> [Task prompt]:
Select the lines of the records containing the word "been" and list them.

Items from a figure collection
.....

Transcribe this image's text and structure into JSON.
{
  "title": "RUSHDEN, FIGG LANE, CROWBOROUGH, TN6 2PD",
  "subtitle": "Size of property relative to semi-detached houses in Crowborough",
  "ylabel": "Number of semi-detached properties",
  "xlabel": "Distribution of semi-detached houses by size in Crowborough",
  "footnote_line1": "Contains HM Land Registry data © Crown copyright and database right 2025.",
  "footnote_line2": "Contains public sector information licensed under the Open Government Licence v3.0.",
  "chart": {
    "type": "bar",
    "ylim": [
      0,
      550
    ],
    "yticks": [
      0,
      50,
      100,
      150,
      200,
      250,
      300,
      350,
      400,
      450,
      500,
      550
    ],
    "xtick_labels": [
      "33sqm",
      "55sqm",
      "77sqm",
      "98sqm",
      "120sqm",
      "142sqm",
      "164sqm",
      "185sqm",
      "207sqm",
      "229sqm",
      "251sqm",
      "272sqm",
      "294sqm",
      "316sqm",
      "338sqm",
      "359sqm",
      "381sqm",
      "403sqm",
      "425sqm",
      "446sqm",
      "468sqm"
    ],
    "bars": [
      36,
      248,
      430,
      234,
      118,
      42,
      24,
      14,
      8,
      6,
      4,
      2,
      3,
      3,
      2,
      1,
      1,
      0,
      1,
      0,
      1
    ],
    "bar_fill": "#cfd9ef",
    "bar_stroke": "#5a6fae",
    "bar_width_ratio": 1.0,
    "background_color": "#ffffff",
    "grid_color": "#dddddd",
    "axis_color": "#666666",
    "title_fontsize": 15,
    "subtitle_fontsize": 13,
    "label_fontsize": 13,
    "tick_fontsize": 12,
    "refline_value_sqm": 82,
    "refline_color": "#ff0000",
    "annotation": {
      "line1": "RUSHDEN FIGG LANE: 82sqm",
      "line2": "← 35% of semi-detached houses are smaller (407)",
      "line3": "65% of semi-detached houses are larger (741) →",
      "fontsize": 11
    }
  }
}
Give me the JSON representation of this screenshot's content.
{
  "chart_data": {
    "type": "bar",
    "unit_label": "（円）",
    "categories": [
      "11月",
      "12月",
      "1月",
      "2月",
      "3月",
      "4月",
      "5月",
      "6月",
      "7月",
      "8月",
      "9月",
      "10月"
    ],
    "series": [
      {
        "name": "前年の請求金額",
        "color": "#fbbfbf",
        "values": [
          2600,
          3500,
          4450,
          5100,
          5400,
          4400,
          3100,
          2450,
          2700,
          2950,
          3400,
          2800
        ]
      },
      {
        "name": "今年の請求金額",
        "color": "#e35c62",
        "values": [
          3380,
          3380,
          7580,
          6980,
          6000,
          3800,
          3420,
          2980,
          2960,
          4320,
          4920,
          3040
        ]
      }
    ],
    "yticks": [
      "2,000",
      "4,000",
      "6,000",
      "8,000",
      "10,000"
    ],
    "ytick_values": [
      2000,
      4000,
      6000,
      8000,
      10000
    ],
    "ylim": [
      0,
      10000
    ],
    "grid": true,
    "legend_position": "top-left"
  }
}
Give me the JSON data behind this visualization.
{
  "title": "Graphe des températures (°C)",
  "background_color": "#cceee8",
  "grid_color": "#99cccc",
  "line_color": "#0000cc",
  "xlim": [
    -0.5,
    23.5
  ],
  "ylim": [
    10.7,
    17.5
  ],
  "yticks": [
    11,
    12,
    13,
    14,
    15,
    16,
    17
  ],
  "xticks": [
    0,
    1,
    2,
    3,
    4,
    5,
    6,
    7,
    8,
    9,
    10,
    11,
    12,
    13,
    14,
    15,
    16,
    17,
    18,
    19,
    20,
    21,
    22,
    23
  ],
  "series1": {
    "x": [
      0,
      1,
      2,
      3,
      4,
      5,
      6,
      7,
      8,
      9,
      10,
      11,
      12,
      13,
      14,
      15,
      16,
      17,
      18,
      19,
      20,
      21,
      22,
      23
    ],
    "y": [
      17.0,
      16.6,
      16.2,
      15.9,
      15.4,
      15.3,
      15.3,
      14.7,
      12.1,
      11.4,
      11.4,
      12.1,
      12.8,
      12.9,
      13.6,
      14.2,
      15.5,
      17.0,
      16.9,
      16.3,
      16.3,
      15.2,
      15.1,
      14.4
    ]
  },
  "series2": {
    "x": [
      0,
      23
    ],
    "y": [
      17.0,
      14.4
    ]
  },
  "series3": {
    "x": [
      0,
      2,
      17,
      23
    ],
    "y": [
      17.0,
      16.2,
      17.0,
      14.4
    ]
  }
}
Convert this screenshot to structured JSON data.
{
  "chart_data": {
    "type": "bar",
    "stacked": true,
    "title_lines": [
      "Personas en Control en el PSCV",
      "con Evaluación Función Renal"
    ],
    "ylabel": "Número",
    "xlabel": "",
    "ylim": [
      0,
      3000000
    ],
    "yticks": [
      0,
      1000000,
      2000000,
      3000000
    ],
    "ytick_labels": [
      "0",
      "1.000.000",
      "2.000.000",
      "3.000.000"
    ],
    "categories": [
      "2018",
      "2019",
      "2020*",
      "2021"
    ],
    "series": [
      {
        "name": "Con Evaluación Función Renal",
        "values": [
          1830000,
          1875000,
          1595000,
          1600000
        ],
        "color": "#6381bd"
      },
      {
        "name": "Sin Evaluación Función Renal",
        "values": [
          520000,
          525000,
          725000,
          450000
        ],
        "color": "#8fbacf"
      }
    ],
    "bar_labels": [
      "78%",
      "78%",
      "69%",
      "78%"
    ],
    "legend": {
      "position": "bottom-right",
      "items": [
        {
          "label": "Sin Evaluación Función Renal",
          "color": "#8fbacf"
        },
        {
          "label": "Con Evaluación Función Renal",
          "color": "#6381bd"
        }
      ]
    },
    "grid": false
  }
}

.....

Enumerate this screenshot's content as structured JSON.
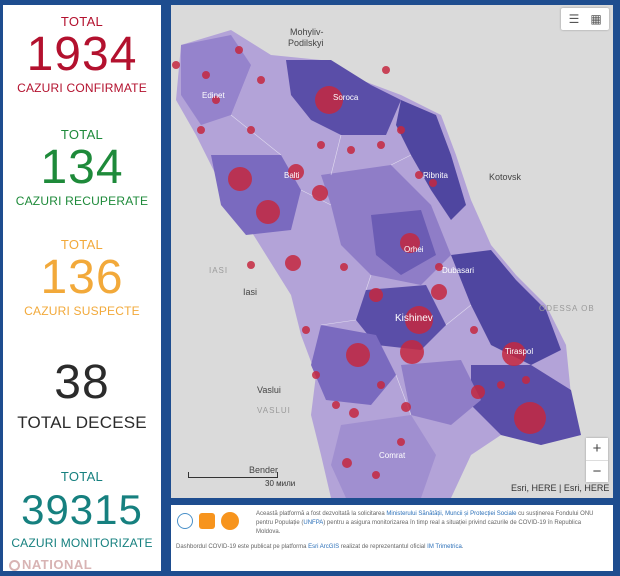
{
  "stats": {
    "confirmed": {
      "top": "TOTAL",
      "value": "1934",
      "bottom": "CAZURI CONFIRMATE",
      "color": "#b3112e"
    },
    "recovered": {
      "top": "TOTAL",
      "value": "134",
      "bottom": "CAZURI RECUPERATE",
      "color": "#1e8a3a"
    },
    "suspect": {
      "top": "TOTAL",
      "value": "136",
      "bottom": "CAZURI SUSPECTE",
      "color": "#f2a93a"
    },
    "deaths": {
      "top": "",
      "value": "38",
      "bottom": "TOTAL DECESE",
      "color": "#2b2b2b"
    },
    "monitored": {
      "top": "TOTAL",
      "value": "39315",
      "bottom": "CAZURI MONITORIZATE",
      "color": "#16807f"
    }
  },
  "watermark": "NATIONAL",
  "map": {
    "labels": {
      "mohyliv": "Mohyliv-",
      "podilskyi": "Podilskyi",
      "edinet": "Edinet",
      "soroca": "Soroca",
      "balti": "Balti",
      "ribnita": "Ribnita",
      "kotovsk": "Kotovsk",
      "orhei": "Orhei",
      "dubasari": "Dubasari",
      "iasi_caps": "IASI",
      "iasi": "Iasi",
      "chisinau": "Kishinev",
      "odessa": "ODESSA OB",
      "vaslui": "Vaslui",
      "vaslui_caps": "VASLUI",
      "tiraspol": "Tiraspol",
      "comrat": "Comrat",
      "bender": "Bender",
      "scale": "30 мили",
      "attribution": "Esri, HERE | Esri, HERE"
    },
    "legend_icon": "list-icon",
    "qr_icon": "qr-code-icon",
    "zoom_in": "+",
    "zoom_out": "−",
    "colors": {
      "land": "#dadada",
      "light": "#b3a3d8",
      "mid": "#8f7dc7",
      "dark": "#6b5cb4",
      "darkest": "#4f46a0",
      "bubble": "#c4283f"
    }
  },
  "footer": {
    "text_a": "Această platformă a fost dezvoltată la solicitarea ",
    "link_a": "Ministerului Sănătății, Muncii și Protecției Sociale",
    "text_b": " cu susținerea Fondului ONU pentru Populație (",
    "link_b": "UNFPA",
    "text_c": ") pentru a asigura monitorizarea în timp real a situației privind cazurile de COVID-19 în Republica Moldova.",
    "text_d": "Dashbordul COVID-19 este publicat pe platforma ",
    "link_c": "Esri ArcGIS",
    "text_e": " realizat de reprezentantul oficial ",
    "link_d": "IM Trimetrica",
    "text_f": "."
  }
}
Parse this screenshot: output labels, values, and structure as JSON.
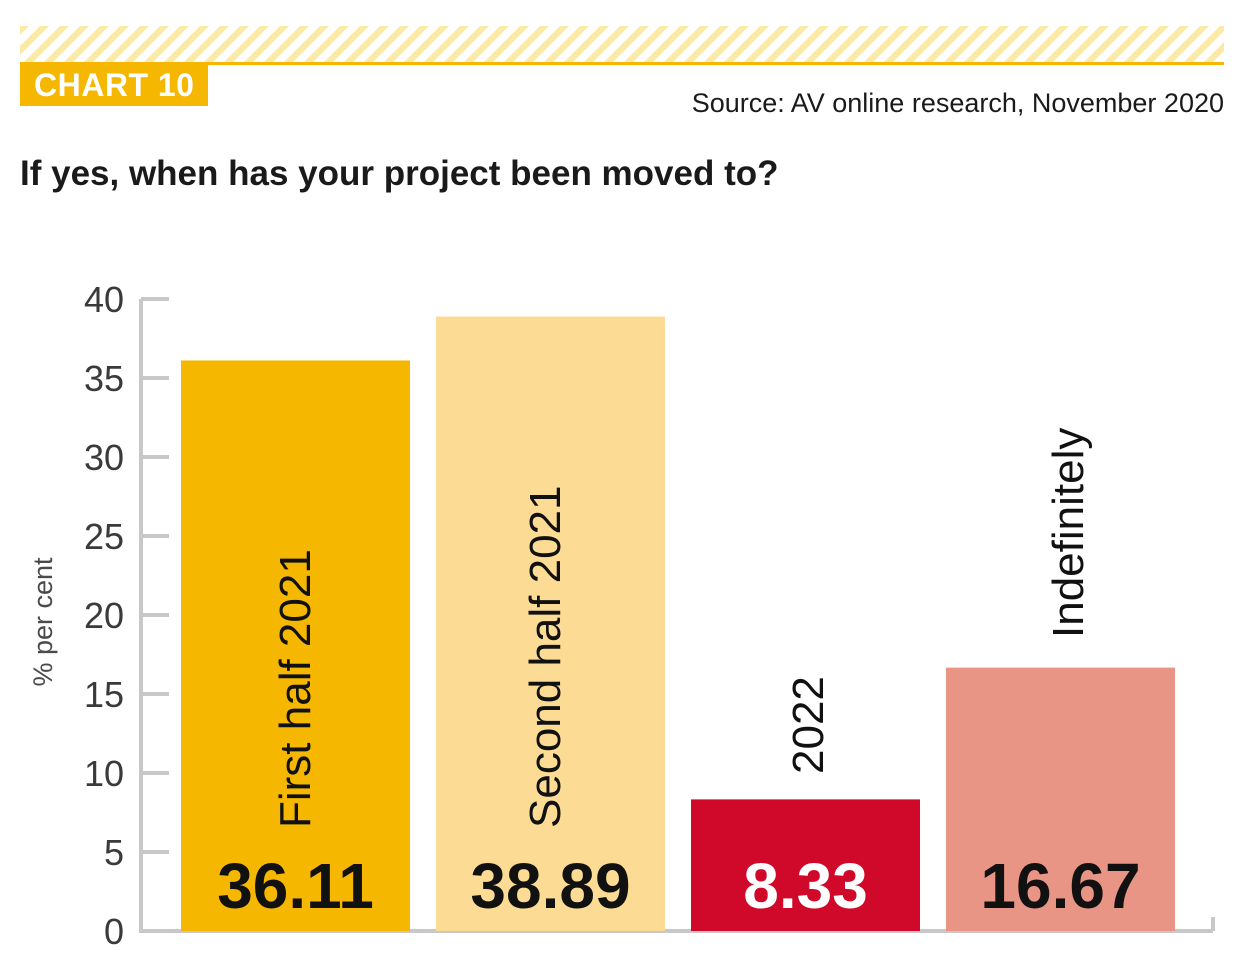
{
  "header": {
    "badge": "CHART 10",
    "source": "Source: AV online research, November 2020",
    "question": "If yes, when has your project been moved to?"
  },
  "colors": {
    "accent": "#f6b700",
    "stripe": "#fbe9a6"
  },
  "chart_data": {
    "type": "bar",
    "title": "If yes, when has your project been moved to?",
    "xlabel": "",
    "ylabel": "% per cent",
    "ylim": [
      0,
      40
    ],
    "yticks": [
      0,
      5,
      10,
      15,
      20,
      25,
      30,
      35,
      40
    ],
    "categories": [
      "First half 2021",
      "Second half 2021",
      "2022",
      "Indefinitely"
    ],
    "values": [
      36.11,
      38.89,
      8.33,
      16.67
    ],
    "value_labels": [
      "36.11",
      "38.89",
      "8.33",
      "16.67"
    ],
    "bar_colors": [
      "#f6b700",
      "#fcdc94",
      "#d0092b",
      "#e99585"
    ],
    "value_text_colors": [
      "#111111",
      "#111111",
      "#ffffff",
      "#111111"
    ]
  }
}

.....

> [The completed task]:
    "question": "If yes, when has your project been moved to?"
    "title": "If yes, when has your project been moved to?",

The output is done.